## Figure record extracts

::::::::

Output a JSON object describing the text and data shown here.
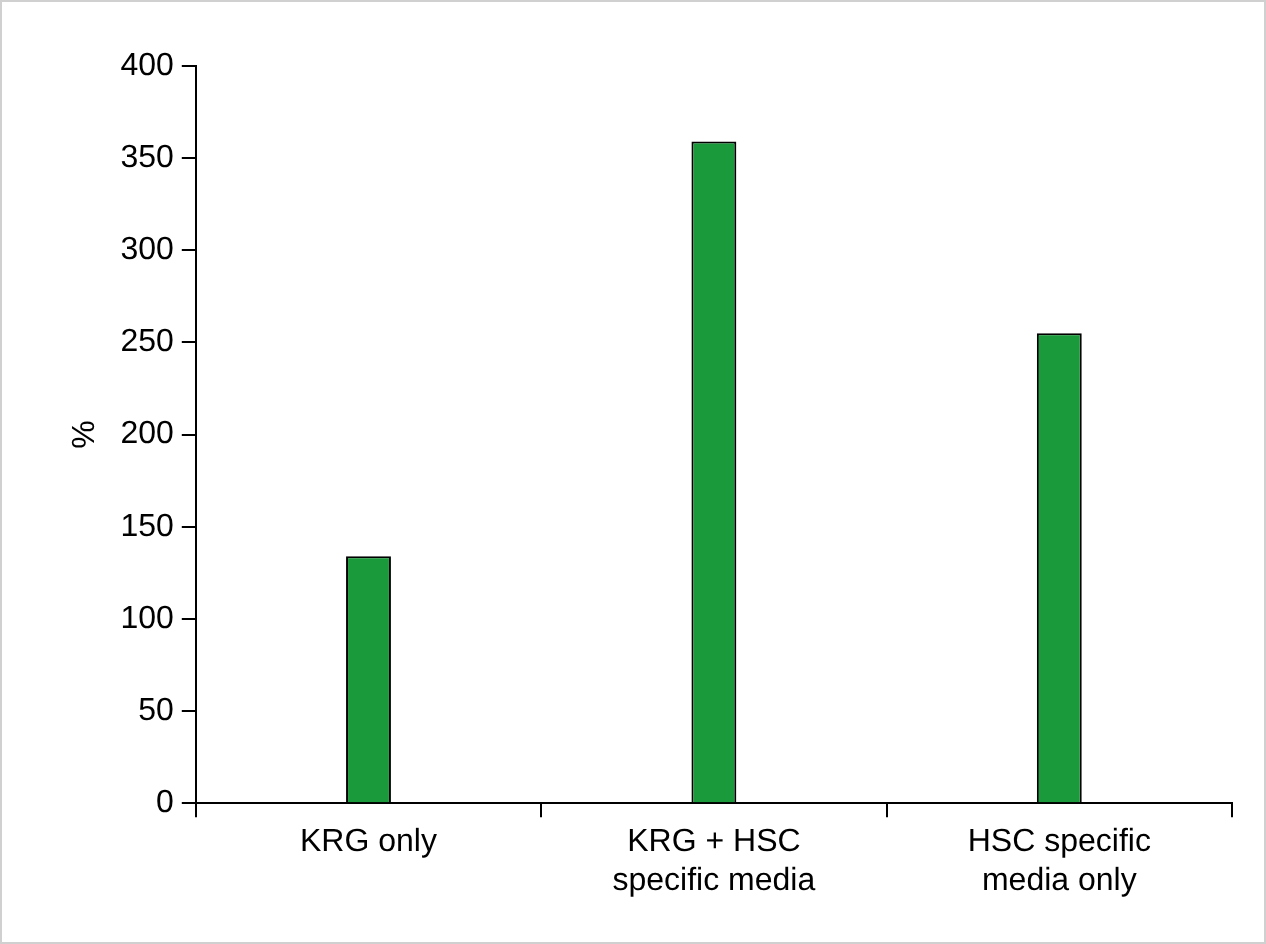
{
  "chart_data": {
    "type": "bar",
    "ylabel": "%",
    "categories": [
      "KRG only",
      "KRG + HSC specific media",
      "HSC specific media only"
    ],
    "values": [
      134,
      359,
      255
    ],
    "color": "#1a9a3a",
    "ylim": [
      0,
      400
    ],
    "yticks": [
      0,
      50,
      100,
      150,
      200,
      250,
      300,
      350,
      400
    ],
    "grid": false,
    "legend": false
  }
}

::::::::

## Directive
Retype every record above exactly as written, but leave out the pictures.

## Task response
Output a JSON object describing the text and data shown here.
{
  "chart_data": {
    "type": "bar",
    "ylabel": "%",
    "categories": [
      "KRG only",
      "KRG + HSC specific media",
      "HSC specific media only"
    ],
    "values": [
      134,
      359,
      255
    ],
    "color": "#1a9a3a",
    "ylim": [
      0,
      400
    ],
    "yticks": [
      0,
      50,
      100,
      150,
      200,
      250,
      300,
      350,
      400
    ],
    "grid": false,
    "legend": false
  }
}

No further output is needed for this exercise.